*Material supplied:*

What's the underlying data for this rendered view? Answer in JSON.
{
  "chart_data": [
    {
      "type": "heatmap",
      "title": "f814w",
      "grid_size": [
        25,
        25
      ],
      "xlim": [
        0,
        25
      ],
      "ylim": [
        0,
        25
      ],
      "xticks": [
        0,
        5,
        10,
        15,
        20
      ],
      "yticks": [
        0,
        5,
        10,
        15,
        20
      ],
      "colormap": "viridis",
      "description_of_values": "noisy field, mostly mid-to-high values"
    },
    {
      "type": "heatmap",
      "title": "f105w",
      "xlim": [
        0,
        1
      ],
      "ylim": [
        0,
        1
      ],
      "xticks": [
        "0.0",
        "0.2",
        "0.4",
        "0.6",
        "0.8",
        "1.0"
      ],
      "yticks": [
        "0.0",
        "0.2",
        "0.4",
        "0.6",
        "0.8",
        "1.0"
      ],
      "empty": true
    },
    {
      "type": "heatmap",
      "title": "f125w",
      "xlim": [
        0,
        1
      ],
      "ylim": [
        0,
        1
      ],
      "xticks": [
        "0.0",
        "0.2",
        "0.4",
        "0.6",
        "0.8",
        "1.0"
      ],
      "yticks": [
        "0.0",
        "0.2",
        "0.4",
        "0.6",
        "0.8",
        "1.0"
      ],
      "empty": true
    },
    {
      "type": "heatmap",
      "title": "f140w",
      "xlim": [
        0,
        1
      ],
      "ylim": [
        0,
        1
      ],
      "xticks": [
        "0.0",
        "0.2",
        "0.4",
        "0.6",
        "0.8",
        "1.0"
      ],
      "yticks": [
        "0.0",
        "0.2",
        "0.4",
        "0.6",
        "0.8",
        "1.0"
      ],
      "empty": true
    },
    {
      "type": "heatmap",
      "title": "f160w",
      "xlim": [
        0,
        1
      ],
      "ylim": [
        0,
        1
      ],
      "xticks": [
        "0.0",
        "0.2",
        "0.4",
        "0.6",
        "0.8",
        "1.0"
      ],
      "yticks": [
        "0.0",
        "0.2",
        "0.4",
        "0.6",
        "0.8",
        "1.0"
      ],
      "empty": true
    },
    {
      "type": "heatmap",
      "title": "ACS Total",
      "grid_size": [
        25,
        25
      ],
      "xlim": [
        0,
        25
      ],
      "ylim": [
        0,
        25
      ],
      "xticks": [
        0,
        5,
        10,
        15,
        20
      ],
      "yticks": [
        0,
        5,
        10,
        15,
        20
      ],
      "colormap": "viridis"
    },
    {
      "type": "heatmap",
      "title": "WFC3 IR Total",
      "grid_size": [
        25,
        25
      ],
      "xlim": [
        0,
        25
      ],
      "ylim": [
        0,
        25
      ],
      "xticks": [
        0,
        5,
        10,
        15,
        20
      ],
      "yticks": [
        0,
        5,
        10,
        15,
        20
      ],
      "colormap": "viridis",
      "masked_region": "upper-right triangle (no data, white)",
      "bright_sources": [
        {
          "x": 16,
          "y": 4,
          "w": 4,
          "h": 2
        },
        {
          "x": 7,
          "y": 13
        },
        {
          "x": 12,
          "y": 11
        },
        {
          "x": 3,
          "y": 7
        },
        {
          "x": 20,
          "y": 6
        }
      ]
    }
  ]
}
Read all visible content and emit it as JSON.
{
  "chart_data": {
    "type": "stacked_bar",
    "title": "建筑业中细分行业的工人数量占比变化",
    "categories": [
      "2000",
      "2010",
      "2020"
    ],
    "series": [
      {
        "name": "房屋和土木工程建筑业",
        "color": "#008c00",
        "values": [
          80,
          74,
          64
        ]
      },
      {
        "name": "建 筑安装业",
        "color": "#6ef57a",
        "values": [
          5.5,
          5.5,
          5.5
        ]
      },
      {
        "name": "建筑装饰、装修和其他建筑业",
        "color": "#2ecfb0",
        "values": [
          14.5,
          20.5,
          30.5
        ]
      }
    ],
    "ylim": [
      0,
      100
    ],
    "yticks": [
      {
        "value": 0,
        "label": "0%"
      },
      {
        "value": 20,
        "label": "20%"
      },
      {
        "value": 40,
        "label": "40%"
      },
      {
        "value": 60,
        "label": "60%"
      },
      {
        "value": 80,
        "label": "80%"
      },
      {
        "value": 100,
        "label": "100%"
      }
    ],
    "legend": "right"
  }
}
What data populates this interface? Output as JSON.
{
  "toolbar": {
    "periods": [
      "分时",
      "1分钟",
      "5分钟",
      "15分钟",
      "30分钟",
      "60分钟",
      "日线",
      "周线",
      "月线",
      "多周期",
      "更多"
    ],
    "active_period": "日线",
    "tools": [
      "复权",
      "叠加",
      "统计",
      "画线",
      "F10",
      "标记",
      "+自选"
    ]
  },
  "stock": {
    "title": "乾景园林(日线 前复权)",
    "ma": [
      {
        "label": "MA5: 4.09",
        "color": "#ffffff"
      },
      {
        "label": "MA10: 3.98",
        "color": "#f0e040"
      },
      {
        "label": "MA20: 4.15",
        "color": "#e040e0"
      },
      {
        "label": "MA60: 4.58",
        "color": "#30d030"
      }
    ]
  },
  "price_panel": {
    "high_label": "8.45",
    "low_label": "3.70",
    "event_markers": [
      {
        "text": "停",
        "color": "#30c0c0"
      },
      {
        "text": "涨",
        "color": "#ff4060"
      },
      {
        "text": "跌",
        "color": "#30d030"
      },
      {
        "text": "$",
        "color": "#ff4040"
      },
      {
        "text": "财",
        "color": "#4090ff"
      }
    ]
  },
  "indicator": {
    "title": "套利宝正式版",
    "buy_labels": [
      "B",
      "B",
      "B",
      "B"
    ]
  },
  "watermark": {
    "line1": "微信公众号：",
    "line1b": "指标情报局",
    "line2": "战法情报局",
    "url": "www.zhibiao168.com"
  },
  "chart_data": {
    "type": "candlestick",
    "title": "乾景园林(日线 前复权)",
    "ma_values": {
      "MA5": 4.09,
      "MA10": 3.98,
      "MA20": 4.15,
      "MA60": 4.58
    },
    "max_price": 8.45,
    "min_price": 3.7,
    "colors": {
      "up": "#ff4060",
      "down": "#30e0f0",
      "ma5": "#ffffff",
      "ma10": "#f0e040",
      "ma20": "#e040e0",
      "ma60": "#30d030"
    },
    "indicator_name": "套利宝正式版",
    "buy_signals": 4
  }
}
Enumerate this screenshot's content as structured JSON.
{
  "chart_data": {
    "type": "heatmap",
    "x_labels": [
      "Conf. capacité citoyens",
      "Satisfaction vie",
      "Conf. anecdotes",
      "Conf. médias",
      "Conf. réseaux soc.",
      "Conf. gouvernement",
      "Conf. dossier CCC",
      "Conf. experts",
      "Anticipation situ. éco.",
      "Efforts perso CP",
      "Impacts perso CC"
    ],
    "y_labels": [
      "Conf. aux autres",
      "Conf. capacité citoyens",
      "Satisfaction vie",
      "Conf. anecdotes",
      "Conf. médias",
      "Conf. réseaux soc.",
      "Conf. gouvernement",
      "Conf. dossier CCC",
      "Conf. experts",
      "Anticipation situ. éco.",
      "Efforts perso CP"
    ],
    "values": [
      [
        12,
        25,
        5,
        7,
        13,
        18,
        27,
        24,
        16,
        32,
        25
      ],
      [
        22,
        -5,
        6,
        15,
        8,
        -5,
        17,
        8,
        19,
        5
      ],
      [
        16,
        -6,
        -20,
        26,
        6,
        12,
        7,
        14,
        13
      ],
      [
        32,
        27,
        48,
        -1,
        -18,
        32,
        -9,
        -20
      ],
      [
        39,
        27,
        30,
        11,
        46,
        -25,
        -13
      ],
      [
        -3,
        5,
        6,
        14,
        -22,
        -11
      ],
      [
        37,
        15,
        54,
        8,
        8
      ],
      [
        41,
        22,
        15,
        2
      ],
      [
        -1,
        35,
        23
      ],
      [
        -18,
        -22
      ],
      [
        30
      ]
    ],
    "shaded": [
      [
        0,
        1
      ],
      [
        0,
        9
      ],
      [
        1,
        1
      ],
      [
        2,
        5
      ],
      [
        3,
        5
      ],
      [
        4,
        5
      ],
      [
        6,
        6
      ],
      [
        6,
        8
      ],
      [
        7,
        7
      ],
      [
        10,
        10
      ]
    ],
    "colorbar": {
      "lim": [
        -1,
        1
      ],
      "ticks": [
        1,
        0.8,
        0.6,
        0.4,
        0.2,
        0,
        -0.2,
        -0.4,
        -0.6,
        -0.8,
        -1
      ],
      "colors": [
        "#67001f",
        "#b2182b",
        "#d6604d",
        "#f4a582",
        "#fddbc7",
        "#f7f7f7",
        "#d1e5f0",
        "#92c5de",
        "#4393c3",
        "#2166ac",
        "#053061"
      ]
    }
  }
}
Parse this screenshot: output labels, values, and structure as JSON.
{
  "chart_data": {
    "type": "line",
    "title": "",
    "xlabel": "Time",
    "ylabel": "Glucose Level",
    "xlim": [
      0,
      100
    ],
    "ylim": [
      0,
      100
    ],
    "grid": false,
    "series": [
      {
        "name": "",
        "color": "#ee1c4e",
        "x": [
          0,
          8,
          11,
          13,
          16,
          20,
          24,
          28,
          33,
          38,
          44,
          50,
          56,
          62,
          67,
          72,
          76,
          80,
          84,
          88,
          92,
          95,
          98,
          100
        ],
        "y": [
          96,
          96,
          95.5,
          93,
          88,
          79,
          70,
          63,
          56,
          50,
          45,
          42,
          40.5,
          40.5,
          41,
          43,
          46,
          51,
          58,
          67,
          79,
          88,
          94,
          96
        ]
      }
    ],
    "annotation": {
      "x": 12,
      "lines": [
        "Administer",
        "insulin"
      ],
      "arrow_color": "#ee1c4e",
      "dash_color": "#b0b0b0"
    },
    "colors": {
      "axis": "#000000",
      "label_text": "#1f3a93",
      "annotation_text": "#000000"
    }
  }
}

*Prompt:*
Give solely the number of lines in the data that contain the string "套利宝正式版".

*Task answer:*
2